Data extracted from a collection
______

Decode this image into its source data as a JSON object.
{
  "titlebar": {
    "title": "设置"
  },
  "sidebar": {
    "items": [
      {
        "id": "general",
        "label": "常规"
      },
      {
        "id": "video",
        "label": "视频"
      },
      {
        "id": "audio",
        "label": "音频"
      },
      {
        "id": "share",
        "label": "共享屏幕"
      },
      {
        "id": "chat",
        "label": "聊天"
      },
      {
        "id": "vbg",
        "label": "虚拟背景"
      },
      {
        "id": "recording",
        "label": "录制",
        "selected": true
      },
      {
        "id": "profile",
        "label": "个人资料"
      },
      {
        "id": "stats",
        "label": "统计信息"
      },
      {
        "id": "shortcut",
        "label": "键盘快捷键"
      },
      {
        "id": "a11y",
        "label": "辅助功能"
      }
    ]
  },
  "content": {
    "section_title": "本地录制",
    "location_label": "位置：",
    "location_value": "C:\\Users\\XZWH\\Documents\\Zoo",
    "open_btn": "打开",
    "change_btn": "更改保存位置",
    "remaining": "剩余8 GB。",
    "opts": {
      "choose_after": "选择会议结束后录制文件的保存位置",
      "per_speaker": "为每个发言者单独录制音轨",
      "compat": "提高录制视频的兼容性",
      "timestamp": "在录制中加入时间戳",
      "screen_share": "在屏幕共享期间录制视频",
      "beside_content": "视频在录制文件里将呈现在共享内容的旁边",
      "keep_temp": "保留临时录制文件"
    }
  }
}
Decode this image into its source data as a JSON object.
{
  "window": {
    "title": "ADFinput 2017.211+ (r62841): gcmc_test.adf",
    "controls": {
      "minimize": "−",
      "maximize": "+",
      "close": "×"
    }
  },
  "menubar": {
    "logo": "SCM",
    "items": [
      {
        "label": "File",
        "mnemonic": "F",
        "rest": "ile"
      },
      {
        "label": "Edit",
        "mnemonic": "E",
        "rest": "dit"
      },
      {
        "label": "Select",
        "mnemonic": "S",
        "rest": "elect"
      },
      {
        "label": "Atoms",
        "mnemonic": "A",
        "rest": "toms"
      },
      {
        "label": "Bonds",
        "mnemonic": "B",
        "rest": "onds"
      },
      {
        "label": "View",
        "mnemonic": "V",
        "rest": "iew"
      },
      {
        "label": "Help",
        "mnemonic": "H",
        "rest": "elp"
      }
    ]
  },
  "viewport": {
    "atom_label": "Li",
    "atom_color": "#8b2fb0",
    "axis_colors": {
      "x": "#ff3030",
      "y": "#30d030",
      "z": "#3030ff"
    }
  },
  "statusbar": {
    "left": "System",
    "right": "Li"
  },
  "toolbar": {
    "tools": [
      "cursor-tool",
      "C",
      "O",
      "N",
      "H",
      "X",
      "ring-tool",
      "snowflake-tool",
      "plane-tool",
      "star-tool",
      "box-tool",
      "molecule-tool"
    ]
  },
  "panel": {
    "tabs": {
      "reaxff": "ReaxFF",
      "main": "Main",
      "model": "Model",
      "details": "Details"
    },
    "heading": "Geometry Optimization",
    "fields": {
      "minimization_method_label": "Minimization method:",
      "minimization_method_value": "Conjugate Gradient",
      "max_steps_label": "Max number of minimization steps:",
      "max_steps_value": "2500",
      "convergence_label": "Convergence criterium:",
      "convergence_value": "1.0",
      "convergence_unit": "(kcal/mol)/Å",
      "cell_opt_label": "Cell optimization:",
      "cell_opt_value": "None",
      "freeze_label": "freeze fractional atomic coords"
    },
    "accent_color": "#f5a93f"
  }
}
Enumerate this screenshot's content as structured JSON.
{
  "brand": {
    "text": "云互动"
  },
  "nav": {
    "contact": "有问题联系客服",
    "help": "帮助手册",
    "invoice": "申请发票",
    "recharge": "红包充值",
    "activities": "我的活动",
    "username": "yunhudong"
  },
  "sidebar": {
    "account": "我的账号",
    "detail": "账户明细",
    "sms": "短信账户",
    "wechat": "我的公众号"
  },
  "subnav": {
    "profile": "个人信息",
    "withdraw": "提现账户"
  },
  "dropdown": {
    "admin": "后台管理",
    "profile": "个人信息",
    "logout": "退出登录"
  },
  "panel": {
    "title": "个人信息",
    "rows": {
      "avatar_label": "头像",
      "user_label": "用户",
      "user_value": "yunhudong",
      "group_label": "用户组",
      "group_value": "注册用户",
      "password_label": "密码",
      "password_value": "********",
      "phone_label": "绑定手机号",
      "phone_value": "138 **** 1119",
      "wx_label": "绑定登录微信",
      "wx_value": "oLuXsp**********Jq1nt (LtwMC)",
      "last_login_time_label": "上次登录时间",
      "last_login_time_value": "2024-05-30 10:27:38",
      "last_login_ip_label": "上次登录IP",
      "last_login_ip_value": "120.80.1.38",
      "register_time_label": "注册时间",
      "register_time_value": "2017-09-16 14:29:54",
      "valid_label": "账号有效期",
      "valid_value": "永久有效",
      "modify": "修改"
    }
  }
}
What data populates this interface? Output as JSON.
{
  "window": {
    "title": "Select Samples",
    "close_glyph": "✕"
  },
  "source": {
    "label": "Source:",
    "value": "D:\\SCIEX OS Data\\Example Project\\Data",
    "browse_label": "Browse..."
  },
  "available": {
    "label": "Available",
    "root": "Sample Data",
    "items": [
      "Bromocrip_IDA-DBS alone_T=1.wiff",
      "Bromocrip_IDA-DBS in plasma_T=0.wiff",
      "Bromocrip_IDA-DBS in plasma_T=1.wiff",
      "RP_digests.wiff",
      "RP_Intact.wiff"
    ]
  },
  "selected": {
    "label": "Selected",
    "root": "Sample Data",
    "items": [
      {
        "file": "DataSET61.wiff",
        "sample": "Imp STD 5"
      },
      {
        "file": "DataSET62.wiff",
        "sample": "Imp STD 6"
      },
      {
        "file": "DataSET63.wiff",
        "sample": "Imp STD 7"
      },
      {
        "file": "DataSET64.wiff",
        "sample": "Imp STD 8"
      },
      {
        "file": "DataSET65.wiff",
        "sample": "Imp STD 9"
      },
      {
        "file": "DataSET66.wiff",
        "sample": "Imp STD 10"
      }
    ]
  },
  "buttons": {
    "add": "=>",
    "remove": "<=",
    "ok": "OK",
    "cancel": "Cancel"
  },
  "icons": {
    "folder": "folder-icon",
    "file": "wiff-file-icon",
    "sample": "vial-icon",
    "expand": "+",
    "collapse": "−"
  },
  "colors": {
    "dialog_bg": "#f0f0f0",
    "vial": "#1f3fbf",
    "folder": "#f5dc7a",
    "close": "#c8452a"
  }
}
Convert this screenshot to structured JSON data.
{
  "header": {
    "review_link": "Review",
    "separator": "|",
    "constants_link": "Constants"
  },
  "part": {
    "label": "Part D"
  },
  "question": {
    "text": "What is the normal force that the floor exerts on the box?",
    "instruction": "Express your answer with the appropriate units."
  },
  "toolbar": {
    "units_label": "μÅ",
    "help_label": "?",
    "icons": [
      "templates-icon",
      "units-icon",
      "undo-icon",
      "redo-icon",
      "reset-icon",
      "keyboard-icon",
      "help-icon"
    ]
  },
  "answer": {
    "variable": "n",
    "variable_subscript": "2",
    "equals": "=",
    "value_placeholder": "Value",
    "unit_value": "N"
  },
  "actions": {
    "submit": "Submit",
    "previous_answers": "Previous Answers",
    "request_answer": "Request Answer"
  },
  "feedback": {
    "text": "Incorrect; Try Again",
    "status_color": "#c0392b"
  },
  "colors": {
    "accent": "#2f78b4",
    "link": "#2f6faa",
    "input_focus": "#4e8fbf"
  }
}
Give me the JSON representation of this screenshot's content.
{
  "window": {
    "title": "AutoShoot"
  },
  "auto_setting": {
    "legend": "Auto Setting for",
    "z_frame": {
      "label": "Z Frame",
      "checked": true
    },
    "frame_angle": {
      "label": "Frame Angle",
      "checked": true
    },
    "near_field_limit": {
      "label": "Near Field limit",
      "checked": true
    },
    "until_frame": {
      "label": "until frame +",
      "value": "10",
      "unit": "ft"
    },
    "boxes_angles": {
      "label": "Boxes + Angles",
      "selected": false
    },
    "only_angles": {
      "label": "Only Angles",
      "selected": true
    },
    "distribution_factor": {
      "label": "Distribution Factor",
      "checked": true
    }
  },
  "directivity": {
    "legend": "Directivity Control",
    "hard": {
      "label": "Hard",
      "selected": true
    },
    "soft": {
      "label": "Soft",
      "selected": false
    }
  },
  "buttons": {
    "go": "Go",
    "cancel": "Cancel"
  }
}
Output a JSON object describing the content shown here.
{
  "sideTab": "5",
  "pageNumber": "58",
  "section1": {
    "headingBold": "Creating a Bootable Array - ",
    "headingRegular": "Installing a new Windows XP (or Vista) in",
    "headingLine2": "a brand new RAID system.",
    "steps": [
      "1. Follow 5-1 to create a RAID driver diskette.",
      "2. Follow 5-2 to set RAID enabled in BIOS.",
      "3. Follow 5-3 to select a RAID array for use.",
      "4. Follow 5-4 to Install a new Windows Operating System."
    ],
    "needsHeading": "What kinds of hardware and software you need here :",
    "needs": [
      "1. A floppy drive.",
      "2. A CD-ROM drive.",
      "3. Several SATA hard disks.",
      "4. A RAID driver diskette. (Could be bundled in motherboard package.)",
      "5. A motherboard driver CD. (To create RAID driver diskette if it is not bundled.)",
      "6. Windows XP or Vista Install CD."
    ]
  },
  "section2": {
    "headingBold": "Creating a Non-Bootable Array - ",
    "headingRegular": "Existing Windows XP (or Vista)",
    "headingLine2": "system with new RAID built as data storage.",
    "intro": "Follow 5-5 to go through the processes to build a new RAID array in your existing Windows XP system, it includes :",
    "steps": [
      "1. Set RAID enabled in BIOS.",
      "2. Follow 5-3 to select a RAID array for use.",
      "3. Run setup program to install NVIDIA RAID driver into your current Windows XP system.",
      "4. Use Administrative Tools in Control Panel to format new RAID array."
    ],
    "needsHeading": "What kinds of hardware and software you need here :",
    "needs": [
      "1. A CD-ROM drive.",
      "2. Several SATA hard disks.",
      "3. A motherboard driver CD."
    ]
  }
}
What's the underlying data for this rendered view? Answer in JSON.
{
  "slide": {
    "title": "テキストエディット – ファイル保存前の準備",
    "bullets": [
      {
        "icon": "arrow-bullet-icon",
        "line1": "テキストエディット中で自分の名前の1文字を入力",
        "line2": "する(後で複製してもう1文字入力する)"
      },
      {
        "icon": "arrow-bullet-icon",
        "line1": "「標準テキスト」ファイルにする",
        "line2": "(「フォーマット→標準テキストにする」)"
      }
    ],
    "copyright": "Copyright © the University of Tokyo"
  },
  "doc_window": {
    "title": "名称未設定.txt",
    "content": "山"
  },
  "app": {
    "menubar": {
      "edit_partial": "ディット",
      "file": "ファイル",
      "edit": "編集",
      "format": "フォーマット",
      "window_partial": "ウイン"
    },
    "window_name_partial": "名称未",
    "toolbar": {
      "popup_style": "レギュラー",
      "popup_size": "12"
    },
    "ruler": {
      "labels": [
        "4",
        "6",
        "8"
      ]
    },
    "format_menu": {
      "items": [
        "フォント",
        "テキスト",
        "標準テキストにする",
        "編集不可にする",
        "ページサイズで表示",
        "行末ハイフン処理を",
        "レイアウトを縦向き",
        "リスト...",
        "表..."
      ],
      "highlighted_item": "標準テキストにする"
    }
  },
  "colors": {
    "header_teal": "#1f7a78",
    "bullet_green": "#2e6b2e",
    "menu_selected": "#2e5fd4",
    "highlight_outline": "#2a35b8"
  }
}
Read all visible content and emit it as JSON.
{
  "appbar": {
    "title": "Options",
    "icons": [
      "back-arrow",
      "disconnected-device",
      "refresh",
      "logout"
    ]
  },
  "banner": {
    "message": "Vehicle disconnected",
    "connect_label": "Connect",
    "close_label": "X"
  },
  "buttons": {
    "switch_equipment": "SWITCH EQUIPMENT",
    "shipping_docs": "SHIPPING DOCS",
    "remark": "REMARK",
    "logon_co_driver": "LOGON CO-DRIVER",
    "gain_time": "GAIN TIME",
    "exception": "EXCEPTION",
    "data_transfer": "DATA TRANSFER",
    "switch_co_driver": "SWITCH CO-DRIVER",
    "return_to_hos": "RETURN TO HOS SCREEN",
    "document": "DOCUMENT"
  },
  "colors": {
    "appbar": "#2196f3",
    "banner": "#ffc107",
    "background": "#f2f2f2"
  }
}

______

**Task description**: Copy out the lines in which the string "this" appears.

**Exercise output**:
Decode this image into its source data as a JSON object.
Decode this image into its source data as a JSON object.
Enumerate this screenshot's content as structured JSON.
What data populates this interface? Output as JSON.
Convert this screenshot to structured JSON data.
Give me the JSON representation of this screenshot's content.
What's the underlying data for this rendered view? Answer in JSON.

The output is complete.